◆ **EXERCISE GOAL**:
Your task is to copy the listing exactly. Drop any pictures from the copy.

Stored data entries

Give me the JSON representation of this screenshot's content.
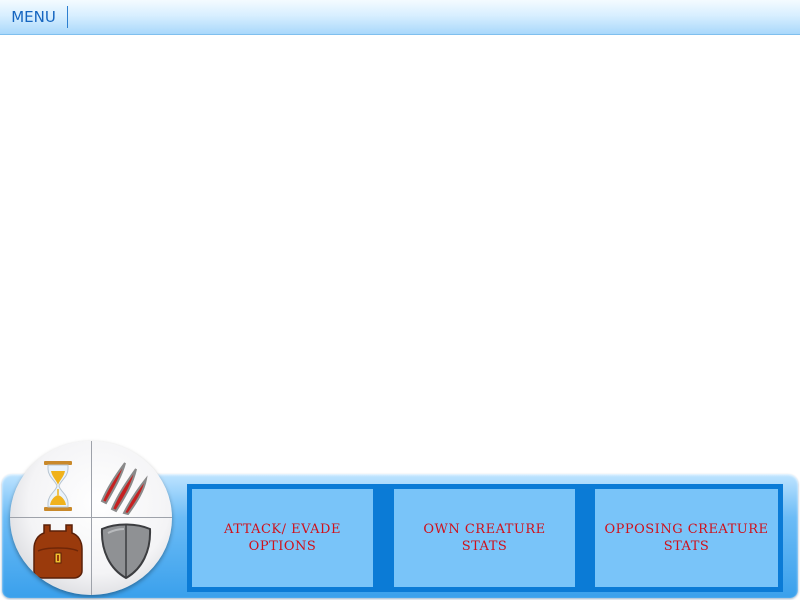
{
  "menu": {
    "label": "MENU"
  },
  "hud": {
    "options": [
      {
        "label": "ATTACK/ EVADE\nOPTIONS"
      },
      {
        "label": "OWN CREATURE\nSTATS"
      },
      {
        "label": "OPPOSING CREATURE\nSTATS"
      }
    ],
    "wheel_icons": [
      "hourglass-icon",
      "claw-marks-icon",
      "backpack-icon",
      "shield-icon"
    ]
  },
  "colors": {
    "option_text": "#d0101a",
    "panel_fill": "#79c4f9",
    "panel_frame": "#0b7bd6",
    "menu_text": "#1565c0"
  }
}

◆ **ANSWER IN FULL**:
Give me the JSON representation of this screenshot's content.
{
  "menu": {
    "label": "MENU"
  },
  "hud": {
    "options": [
      {
        "label": "ATTACK/ EVADE\nOPTIONS"
      },
      {
        "label": "OWN CREATURE\nSTATS"
      },
      {
        "label": "OPPOSING CREATURE\nSTATS"
      }
    ],
    "wheel_icons": [
      "hourglass-icon",
      "claw-marks-icon",
      "backpack-icon",
      "shield-icon"
    ]
  },
  "colors": {
    "option_text": "#d0101a",
    "panel_fill": "#79c4f9",
    "panel_frame": "#0b7bd6",
    "menu_text": "#1565c0"
  }
}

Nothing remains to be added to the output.